Exercise instructions: Write out the data again in full, exactly as it reads.

Stored data:
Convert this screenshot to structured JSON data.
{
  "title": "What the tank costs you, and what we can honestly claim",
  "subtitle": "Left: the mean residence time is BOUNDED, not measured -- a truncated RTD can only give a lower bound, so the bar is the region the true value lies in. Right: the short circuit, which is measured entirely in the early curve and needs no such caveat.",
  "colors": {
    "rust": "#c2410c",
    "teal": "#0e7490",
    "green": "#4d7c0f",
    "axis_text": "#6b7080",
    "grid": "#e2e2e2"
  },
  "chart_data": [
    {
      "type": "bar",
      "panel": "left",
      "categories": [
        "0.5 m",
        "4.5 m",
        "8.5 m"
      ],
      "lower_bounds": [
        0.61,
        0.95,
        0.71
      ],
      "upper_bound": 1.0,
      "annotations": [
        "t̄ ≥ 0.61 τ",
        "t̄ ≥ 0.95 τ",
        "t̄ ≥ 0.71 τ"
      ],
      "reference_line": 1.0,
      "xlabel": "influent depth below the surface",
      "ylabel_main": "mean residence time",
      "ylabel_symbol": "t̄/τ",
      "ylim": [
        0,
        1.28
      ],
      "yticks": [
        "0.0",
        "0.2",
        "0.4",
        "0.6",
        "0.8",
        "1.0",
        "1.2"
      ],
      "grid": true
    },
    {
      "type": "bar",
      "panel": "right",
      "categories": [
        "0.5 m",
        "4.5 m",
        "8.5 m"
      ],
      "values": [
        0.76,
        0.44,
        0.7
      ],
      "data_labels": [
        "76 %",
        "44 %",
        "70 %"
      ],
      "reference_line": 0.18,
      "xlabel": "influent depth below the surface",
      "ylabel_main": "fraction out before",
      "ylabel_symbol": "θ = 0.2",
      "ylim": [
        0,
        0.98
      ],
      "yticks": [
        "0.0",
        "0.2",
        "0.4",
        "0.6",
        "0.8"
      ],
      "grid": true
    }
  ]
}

Response:
Convert this screenshot to structured JSON data.
{
  "title": "What the tank costs you, and what we can honestly claim",
  "subtitle": "Left: the mean residence time is BOUNDED, not measured -- a truncated RTD can only give a lower bound, so the bar is the region the true value lies in. Right: the short circuit, which is measured entirely in the early curve and needs no such caveat.",
  "colors": {
    "rust": "#c2410c",
    "teal": "#0e7490",
    "green": "#4d7c0f",
    "axis_text": "#6b7080",
    "grid": "#e2e2e2"
  },
  "chart_data": [
    {
      "type": "bar",
      "panel": "left",
      "categories": [
        "0.5 m",
        "4.5 m",
        "8.5 m"
      ],
      "lower_bounds": [
        0.61,
        0.95,
        0.71
      ],
      "upper_bound": 1.0,
      "annotations": [
        "t̄ ≥ 0.61 τ",
        "t̄ ≥ 0.95 τ",
        "t̄ ≥ 0.71 τ"
      ],
      "reference_line": 1.0,
      "xlabel": "influent depth below the surface",
      "ylabel_main": "mean residence time",
      "ylabel_symbol": "t̄/τ",
      "ylim": [
        0,
        1.28
      ],
      "yticks": [
        "0.0",
        "0.2",
        "0.4",
        "0.6",
        "0.8",
        "1.0",
        "1.2"
      ],
      "grid": true
    },
    {
      "type": "bar",
      "panel": "right",
      "categories": [
        "0.5 m",
        "4.5 m",
        "8.5 m"
      ],
      "values": [
        0.76,
        0.44,
        0.7
      ],
      "data_labels": [
        "76 %",
        "44 %",
        "70 %"
      ],
      "reference_line": 0.18,
      "xlabel": "influent depth below the surface",
      "ylabel_main": "fraction out before",
      "ylabel_symbol": "θ = 0.2",
      "ylim": [
        0,
        0.98
      ],
      "yticks": [
        "0.0",
        "0.2",
        "0.4",
        "0.6",
        "0.8"
      ],
      "grid": true
    }
  ]
}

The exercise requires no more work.